_UITTREKSEL_
▬▬▬▬▬▬▬▬▬▬
Een van de ergste rovers in het Christendom is het ritueel. We zouden dit niet moeten beperken tot die uitgebreide gemeenschappen die het in hun vorm van aanbidding gebruiken. Ritueel is niet slechts een teruggrijpen op Joods dienstbetoon en offers in zaken als de mis door hen van wie het Christendom niet meer dan een naam is, maar omvat ook de rite van de doop onder hen die leven en verstandelijk en actief bezig zijn in de dienst van onze Heer. Voor de geestelijke gelovige zit er meer gevaar in het ritueel dan in het rationalisme, want het ritueel is goddelijk van oorsprong en schijnt naar Gods wil te zijn wanneer het woord der waarheid niet op de juiste wijze wordt gesneden.
Ritueel kan alleen worden tegen gegaan door de kostbare waarheid van de compleetheid in Christus. Religie veronderstelt incompleetheid en eist dat er iets gedaan wordt om het gat te vullen. Besnijdenis, doop, het zich houden aan inzettingen of feesten, alle religieus ritueel is bedoeld om ons, in onszelf, meer aanvaardbaar te maken voor God, hoewel geen er van meer dan een schaduw is. Christus is de werkelijkheid die zij verbeelden, en in Hem hebben wij de werkelijkheid; daarom hebben wij de schaduw niet nodig. Ja, indien wij proberen onszelf door middel van deze schaduwen compleet te maken, zal de werkelijkheid voor ons verloren gaan. Er zijn in deze dagen maar weinig dingen meer nodig dan kennis van onze compleetheid in Christus.
▬▬▬▬▬▬▬▬▬▬
_GEGEVENSRECORDS_
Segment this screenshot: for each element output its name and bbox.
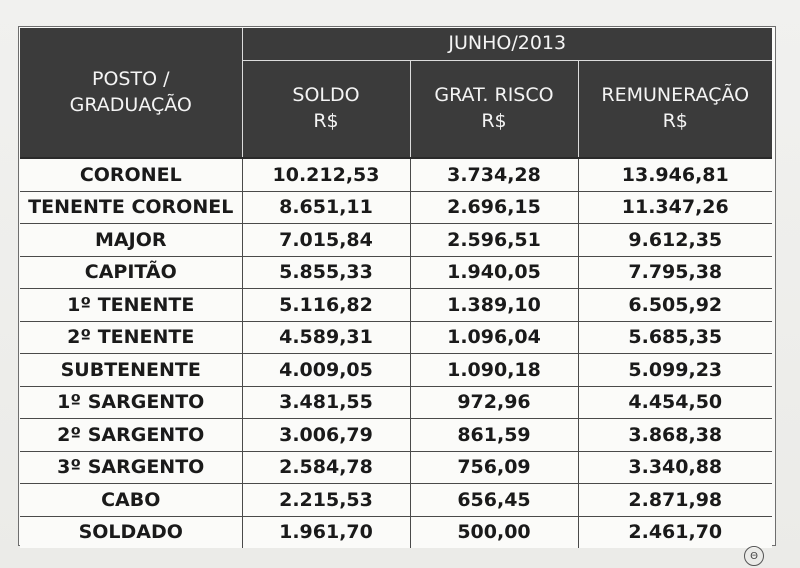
cell-grat-risco: 972,96 [410,386,578,419]
cell-remuneracao: 13.946,81 [578,158,772,191]
table-row [20,451,772,484]
header-row-period [20,28,772,61]
cell-grat-risco: 3.734,28 [410,158,578,191]
table-row [20,386,772,419]
cell-remuneracao: 4.454,50 [578,386,772,419]
cell-soldo: 1.961,70 [242,516,410,548]
cell-soldo: 4.589,31 [242,321,410,354]
cell-rank: 2º TENENTE [20,321,242,354]
header-remuneracao [578,61,772,159]
table-body [20,158,772,548]
table-row [20,256,772,289]
cell-soldo: 10.212,53 [242,158,410,191]
cell-remuneracao: 7.795,38 [578,256,772,289]
cell-rank: CORONEL [20,158,242,191]
table-row [20,191,772,224]
cell-rank: 1º TENENTE [20,289,242,322]
header-grat-risco [410,61,578,159]
cell-rank: SOLDADO [20,516,242,548]
cell-grat-risco: 861,59 [410,419,578,452]
cell-grat-risco: 1.096,04 [410,321,578,354]
cell-remuneracao: 3.340,88 [578,451,772,484]
cell-remuneracao: 5.099,23 [578,354,772,387]
cell-soldo: 5.855,33 [242,256,410,289]
cell-remuneracao: 2.871,98 [578,484,772,517]
cell-grat-risco: 2.696,15 [410,191,578,224]
cell-soldo: 7.015,84 [242,224,410,257]
cell-soldo: 3.481,55 [242,386,410,419]
header-rank-line2: GRADUAÇÃO [69,93,192,116]
header-soldo [242,61,410,159]
cell-remuneracao: 6.505,92 [578,289,772,322]
cell-grat-risco: 2.596,51 [410,224,578,257]
cell-rank: SUBTENENTE [20,354,242,387]
cell-rank: 2º SARGENTO [20,419,242,452]
table-row [20,224,772,257]
header-soldo-name: SOLDO [292,84,360,107]
cell-soldo: 2.215,53 [242,484,410,517]
table-row [20,158,772,191]
cell-rank: CABO [20,484,242,517]
header-period: JUNHO/2013 [242,28,772,61]
cell-soldo: 2.584,78 [242,451,410,484]
cell-grat-risco: 500,00 [410,516,578,548]
header-grat-unit: R$ [481,110,507,132]
cell-rank: MAJOR [20,224,242,257]
table-row [20,354,772,387]
header-rem-name: REMUNERAÇÃO [601,84,750,107]
pay-table-container [20,28,772,548]
cell-soldo: 5.116,82 [242,289,410,322]
table-row [20,516,772,548]
cell-remuneracao: 9.612,35 [578,224,772,257]
table-row [20,289,772,322]
cell-soldo: 4.009,05 [242,354,410,387]
pay-table [20,28,772,548]
cell-grat-risco: 756,09 [410,451,578,484]
table-header [20,28,772,158]
cell-remuneracao: 3.868,38 [578,419,772,452]
cell-grat-risco: 1.940,05 [410,256,578,289]
cell-remuneracao: 11.347,26 [578,191,772,224]
header-grat-name: GRAT. RISCO [434,84,554,107]
cell-rank: 1º SARGENTO [20,386,242,419]
cell-grat-risco: 656,45 [410,484,578,517]
table-row [20,484,772,517]
circle-stamp-icon: Θ [744,546,764,566]
header-rank-line1: POSTO / [92,67,170,90]
cell-grat-risco: 1.090,18 [410,354,578,387]
header-rank [20,28,242,158]
cell-rank: TENENTE CORONEL [20,191,242,224]
cell-rank: 3º SARGENTO [20,451,242,484]
table-row [20,419,772,452]
cell-soldo: 3.006,79 [242,419,410,452]
cell-remuneracao: 2.461,70 [578,516,772,548]
table-row [20,321,772,354]
cell-rank: CAPITÃO [20,256,242,289]
header-soldo-unit: R$ [313,110,339,132]
cell-remuneracao: 5.685,35 [578,321,772,354]
header-rem-unit: R$ [662,110,688,132]
cell-soldo: 8.651,11 [242,191,410,224]
cell-grat-risco: 1.389,10 [410,289,578,322]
▬▬▬▬▬▬▬▬▬▬
_OPDRACHTEN_
1. Vertaal de volgende zin uit het fragment over het ritueel in het Engels: "Religie veronderstelt incompleetheid en eist dat er iets gedaan wordt om het gat te vullen."
2. Citeer letterlijk uit het fragment over het ritueel het gedeelte van "Ritueel kan alleen" tot en met "onze compleetheid in Christus.".
3. Herschrijf de alinea van het fragment over het ritueel die begint met "Ritueel kan alleen worden tegen gegaan" in beknoptere vorm en behoud daarbij de belangrijkste feiten.
De records zijn voor de opdrachten niet van belang.

_UITWERKINGEN_
1. Religion presupposes incompleteness and demands that something be done to fill the gap.

2.
Ritueel kan alleen worden tegen gegaan door de kostbare waarheid van de compleetheid in Christus. Religie veronderstelt incompleetheid en eist dat er iets gedaan wordt om het gat te vullen. Besnijdenis, doop, het zich houden aan inzettingen of feesten, alle religieus ritueel is bedoeld om ons, in onszelf, meer aanvaardbaar te maken voor God, hoewel geen er van meer dan een schaduw is. Christus is de werkelijkheid die zij verbeelden, en in Hem hebben wij de werkelijkheid; daarom hebben wij de schaduw niet nodig. Ja, indien wij proberen onszelf door middel van deze schaduwen compleet te maken, zal de werkelijkheid voor ons verloren gaan. Er zijn in deze dagen maar weinig dingen meer nodig dan kennis van onze compleetheid in Christus.

3. Alleen de waarheid van de compleetheid in Christus kan het ritueel tegengaan. Religie gaat uit van incompleetheid en eist dat er iets gedaan wordt om dat gat te vullen. Al het religieuze ritueel, zoals besnijdenis, doop en het houden van inzettingen of feesten, dient om ons in onszelf aanvaardbaarder te maken voor God, maar is niet meer dan een schaduw. Christus is de werkelijkheid die het ritueel verbeeldt. Wie Hem heeft, heeft de schaduw niet nodig, en wie zich door middel van die schaduwen compleet wil maken, verliest de werkelijkheid. Weinig is in deze dagen meer nodig dan kennis van onze compleetheid in Christus.